═══ Data for the task ═══

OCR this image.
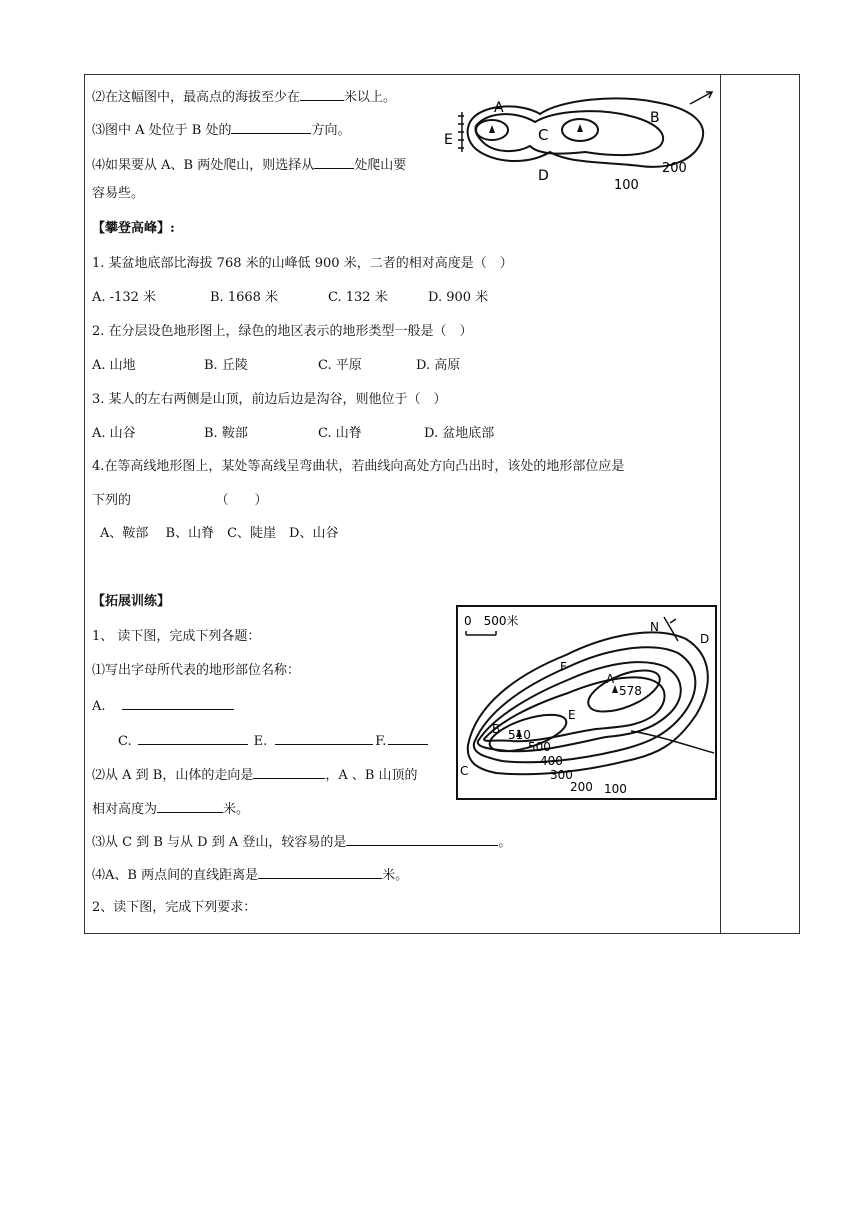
⑵在这幅图中，最高点的海拔至少在	米以上。
⑶图中 A 处位于 B 处的	方向。
⑷如果要从 A、B 两处爬山，则选择从	处爬山要
容易些。
A
B
C
D
E
200
100
【攀登高峰】:
1. 某盆地底部比海拔 768 米的山峰低 900 米，二者的相对高度是（　）
A. -132 米	B. 1668 米	C. 132 米	D. 900 米
2. 在分层设色地形图上，绿色的地区表示的地形类型一般是（　）
A. 山地	B. 丘陵	C. 平原	D. 高原
3. 某人的左右两侧是山顶，前边后边是沟谷，则他位于（　）
A. 山谷	B. 鞍部	C. 山脊	D. 盆地底部
4.在等高线地形图上，某处等高线呈弯曲状，若曲线向高处方向凸出时，该处的地形部位应是
下列的　　　　　　　（　　）
A、鞍部　 B、山脊　C、陡崖　D、山谷
【拓展训练】
1、 读下图，完成下列各题：
⑴写出字母所代表的地形部位名称：
A.
C.	E.	F.
⑵从 A 到 B，山体的走向是	，A 、B 山顶的
相对高度为	米。
⑶从 C 到 B 与从 D 到 A 登山，较容易的是	。
⑷A、B 两点间的直线距离是	米。
2、读下图，完成下列要求：
0　500米	N
A
578
B 510
C
D
E
F
500
400
300
200 100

═══

Exercise aim: Every line above should be returned word for word, with the pictures left behind.

Task output:
OCR this image.
⑵在这幅图中，最高点的海拔至少在	米以上。
⑶图中 A 处位于 B 处的	方向。
⑷如果要从 A、B 两处爬山，则选择从	处爬山要
容易些。
A
B
C
D
E
200
100
【攀登高峰】:
1. 某盆地底部比海拔 768 米的山峰低 900 米，二者的相对高度是（　）
A. -132 米	B. 1668 米	C. 132 米	D. 900 米
2. 在分层设色地形图上，绿色的地区表示的地形类型一般是（　）
A. 山地	B. 丘陵	C. 平原	D. 高原
3. 某人的左右两侧是山顶，前边后边是沟谷，则他位于（　）
A. 山谷	B. 鞍部	C. 山脊	D. 盆地底部
4.在等高线地形图上，某处等高线呈弯曲状，若曲线向高处方向凸出时，该处的地形部位应是
下列的　　　　　　　（　　）
A、鞍部　 B、山脊　C、陡崖　D、山谷
【拓展训练】
1、 读下图，完成下列各题：
⑴写出字母所代表的地形部位名称：
A.
C.	E.	F.
⑵从 A 到 B，山体的走向是	，A 、B 山顶的
相对高度为	米。
⑶从 C 到 B 与从 D 到 A 登山，较容易的是	。
⑷A、B 两点间的直线距离是	米。
2、读下图，完成下列要求：
0　500米	N
A
578
B 510
C
D
E
F
500
400
300
200 100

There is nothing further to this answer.